TASK INSTRUCTIONS> Rewrite the records from their first line through the line containing "- track-header-shaker-layer[interactable]: shaker", inclusive, swapping "bounding box" for "bounding rectangle" and leaving everything else unchanged.

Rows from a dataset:
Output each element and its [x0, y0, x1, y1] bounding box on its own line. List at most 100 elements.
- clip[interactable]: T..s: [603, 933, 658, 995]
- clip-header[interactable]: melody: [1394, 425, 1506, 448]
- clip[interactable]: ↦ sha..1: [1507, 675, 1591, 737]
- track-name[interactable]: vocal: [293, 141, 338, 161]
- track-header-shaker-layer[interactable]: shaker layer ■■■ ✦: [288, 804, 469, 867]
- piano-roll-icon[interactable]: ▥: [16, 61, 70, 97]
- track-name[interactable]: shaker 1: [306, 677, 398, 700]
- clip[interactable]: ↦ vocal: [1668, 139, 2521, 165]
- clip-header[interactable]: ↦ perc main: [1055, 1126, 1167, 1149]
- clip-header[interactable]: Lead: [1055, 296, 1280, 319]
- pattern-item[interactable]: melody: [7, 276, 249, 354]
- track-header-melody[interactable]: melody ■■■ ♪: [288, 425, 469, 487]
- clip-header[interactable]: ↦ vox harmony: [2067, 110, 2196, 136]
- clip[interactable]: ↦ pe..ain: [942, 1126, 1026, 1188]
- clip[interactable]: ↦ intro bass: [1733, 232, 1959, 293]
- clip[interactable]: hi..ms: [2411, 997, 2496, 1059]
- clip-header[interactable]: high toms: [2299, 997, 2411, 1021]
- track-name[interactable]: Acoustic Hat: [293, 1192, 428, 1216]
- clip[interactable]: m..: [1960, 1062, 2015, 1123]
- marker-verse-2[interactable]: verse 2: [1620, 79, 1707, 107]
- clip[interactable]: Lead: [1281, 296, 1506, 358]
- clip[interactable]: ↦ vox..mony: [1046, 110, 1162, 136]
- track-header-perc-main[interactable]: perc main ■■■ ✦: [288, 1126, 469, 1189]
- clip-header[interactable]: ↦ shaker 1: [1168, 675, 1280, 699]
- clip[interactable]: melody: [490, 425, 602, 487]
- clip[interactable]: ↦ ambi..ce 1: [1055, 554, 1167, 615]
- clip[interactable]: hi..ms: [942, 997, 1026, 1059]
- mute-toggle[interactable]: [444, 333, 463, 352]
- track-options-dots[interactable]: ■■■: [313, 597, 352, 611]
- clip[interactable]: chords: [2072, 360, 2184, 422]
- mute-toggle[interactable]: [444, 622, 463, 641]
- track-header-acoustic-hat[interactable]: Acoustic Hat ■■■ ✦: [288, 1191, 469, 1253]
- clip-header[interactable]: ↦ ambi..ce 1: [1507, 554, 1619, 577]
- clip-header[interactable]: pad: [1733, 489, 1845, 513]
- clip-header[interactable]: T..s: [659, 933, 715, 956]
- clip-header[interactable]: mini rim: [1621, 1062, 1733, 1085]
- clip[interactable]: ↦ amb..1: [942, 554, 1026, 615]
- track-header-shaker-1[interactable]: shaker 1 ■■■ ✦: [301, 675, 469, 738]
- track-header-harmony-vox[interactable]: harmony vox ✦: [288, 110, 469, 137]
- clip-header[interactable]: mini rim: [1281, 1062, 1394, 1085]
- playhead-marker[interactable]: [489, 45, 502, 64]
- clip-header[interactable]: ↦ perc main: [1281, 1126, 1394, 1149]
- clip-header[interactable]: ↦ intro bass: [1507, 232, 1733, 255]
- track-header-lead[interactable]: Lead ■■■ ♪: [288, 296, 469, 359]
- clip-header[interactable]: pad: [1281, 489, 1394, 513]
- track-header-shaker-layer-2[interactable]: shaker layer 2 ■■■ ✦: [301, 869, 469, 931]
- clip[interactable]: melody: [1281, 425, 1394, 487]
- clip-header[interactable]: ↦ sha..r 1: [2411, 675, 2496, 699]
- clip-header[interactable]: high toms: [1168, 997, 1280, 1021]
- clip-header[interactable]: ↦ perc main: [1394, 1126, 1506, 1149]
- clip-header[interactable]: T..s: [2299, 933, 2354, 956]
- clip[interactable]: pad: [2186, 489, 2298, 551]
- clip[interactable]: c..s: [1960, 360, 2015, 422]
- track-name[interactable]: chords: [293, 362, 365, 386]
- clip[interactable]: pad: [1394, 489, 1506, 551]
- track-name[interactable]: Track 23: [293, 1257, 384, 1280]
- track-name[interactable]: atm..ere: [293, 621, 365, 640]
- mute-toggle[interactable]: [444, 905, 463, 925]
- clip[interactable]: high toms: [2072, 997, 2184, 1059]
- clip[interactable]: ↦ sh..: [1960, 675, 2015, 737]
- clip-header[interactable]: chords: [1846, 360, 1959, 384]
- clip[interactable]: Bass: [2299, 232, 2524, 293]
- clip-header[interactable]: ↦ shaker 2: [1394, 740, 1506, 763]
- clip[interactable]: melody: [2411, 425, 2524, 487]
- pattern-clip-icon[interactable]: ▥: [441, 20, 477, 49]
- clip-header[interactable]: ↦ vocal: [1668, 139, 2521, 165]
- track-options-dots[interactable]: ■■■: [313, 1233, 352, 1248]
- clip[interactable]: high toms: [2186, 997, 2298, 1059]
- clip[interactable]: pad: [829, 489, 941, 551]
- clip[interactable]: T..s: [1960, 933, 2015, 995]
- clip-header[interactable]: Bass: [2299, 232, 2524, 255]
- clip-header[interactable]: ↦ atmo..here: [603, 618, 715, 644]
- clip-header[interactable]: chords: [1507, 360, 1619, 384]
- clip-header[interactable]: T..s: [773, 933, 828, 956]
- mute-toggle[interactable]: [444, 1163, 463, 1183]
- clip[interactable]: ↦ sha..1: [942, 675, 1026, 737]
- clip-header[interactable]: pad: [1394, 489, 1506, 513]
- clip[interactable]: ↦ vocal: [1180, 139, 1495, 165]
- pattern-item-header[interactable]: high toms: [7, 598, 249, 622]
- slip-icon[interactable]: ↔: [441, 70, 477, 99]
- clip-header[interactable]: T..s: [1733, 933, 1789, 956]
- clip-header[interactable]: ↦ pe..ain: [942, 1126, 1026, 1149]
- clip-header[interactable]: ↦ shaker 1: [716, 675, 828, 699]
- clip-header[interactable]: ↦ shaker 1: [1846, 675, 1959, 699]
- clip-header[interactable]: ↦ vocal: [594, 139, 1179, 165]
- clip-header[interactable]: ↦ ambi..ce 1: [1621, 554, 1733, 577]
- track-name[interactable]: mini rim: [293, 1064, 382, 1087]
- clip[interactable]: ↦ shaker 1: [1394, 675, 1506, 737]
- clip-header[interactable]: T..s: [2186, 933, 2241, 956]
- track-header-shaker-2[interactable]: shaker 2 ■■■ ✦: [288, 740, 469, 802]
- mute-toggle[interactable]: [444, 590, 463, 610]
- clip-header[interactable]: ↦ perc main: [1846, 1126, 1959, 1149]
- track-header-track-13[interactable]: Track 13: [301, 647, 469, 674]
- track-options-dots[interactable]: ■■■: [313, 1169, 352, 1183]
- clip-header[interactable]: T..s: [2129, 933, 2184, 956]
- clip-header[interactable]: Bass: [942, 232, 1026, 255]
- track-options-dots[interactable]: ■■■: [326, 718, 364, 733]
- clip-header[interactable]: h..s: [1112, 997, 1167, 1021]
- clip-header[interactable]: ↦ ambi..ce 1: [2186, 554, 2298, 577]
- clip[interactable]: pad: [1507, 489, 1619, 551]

REPLY>
Output each element and its [x0, y0, x1, y1] bounding rectangle on its own line. List at most 100 elements.
- clip[interactable]: T..s: [603, 933, 658, 995]
- clip-header[interactable]: melody: [1394, 425, 1506, 448]
- clip[interactable]: ↦ sha..1: [1507, 675, 1591, 737]
- track-name[interactable]: vocal: [293, 141, 338, 161]
- track-header-shaker-layer[interactable]: shaker layer ■■■ ✦: [288, 804, 469, 867]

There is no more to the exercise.